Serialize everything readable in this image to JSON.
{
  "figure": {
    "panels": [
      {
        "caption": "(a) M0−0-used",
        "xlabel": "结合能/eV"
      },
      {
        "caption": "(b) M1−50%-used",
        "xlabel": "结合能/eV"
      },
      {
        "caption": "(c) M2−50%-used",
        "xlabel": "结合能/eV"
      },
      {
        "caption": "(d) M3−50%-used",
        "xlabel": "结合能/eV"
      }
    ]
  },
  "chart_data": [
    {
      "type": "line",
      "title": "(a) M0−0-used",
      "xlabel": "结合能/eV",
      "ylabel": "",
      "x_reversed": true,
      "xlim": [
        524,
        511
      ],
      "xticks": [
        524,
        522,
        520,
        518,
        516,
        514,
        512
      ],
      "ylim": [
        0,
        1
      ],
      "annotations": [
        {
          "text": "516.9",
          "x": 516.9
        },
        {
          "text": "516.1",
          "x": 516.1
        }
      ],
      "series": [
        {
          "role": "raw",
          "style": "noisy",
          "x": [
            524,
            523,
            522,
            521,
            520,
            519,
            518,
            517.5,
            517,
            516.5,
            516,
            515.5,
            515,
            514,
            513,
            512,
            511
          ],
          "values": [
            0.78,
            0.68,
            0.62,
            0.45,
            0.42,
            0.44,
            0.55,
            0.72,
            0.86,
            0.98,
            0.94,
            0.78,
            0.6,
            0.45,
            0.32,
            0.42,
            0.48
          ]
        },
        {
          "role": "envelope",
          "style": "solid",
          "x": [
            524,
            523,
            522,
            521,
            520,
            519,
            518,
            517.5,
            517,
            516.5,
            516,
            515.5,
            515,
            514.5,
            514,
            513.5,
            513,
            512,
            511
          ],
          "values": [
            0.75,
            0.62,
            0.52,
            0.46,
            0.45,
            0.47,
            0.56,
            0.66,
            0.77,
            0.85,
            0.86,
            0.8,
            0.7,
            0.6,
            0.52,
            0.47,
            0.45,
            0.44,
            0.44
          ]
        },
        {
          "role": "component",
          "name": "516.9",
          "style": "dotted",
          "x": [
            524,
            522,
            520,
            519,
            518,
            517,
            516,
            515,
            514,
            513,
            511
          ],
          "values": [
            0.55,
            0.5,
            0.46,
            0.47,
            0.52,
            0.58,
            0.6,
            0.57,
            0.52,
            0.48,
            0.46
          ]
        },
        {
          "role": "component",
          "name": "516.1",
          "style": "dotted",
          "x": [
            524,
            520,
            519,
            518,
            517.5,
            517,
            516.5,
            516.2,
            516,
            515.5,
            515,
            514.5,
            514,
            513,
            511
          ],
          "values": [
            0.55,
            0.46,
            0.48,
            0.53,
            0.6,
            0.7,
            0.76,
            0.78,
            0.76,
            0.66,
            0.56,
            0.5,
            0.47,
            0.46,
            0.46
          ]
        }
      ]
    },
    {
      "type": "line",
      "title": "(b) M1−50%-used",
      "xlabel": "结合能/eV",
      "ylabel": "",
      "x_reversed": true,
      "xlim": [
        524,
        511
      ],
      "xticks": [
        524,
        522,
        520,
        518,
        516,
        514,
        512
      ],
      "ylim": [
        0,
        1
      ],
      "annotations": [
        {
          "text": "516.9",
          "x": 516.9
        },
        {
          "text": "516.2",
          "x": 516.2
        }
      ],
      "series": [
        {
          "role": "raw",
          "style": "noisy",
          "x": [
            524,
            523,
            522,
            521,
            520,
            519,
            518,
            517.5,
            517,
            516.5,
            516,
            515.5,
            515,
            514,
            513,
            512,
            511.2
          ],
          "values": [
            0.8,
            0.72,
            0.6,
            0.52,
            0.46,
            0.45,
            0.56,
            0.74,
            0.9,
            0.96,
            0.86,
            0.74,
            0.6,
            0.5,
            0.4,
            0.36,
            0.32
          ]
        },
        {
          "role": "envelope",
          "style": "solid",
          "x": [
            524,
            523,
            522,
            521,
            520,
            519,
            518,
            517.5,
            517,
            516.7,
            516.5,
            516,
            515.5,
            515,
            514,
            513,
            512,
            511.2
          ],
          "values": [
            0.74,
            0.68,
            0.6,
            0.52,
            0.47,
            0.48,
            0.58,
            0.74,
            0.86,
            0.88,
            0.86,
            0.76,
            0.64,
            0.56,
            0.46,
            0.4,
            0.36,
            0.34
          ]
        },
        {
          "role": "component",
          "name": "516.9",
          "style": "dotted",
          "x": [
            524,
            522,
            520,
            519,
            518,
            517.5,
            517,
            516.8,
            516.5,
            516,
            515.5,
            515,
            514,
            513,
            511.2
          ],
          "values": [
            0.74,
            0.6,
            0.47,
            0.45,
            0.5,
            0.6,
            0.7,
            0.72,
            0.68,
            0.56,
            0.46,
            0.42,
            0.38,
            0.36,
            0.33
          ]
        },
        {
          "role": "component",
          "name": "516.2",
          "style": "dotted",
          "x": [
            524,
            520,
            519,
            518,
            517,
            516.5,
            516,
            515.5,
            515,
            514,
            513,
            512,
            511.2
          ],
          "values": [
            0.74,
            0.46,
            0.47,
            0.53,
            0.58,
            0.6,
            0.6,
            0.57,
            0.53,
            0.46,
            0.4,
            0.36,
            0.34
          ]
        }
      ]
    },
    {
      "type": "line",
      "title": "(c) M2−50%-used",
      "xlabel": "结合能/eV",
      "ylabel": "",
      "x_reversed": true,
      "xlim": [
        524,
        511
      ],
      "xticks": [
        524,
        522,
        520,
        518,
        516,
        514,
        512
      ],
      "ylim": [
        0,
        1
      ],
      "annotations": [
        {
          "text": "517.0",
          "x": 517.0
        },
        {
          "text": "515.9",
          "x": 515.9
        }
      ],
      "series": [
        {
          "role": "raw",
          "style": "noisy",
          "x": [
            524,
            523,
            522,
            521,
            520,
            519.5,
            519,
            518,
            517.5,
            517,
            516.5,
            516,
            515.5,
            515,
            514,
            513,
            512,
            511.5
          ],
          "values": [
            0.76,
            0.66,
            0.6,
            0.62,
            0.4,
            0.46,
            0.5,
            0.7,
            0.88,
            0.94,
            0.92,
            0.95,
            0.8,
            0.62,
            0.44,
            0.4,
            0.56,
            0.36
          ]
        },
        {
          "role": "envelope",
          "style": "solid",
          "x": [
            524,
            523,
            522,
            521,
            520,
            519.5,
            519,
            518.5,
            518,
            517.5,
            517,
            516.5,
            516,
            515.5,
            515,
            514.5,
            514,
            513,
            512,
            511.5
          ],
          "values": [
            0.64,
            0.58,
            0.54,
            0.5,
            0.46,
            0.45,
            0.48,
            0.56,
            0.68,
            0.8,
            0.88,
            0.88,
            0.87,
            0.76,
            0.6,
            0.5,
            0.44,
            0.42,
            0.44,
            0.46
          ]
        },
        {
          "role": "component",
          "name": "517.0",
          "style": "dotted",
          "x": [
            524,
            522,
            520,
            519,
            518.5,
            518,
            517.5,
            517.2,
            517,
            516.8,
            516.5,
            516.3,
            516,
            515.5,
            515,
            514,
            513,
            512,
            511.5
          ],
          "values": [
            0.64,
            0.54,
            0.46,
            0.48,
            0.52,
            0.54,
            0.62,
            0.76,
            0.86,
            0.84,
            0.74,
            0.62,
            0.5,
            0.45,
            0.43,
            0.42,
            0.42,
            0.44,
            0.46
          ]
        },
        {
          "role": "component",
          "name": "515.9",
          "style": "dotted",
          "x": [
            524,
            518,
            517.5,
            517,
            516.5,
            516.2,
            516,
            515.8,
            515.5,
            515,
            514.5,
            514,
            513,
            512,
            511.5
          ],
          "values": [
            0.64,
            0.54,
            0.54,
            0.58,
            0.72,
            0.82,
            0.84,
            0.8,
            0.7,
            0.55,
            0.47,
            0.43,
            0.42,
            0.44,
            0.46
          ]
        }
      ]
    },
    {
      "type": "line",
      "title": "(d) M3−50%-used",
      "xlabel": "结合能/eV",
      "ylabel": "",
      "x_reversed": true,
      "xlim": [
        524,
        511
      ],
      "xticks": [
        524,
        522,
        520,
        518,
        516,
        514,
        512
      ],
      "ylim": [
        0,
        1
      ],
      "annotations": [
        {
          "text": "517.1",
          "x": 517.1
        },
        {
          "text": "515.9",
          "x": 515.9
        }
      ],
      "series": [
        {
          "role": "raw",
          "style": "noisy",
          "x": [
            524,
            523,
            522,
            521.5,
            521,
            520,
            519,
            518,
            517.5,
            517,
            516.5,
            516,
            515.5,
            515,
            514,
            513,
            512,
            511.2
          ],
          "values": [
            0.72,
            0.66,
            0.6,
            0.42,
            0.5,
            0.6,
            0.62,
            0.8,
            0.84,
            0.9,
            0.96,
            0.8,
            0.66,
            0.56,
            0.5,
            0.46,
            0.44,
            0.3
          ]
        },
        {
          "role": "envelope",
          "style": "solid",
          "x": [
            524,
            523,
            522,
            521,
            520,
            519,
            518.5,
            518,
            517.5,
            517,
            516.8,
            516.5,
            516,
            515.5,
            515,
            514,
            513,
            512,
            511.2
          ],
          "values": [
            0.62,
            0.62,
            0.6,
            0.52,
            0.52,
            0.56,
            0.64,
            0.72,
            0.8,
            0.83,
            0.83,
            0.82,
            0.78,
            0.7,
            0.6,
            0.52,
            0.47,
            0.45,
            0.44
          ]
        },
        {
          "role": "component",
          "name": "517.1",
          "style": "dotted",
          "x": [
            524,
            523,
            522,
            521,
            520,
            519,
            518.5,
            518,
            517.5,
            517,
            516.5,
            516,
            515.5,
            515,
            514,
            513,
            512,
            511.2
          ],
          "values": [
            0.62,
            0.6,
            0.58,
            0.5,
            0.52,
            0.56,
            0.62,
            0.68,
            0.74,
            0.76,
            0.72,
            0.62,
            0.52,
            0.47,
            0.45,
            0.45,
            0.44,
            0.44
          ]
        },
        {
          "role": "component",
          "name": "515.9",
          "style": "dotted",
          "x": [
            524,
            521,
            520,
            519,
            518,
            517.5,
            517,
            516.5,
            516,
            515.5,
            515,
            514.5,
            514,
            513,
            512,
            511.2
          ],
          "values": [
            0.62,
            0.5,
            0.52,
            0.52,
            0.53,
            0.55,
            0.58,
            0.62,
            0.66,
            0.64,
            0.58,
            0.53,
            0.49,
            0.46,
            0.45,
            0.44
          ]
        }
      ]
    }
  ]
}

--------

_Aim of the task_.
Every line holding "used" should be copied out.

_Task solution_.
        "caption": "(a) M0−0-used",
        "caption": "(b) M1−50%-used",
        "caption": "(c) M2−50%-used",
        "caption": "(d) M3−50%-used",
      "title": "(a) M0−0-used",
      "title": "(b) M1−50%-used",
      "title": "(c) M2−50%-used",
      "title": "(d) M3−50%-used",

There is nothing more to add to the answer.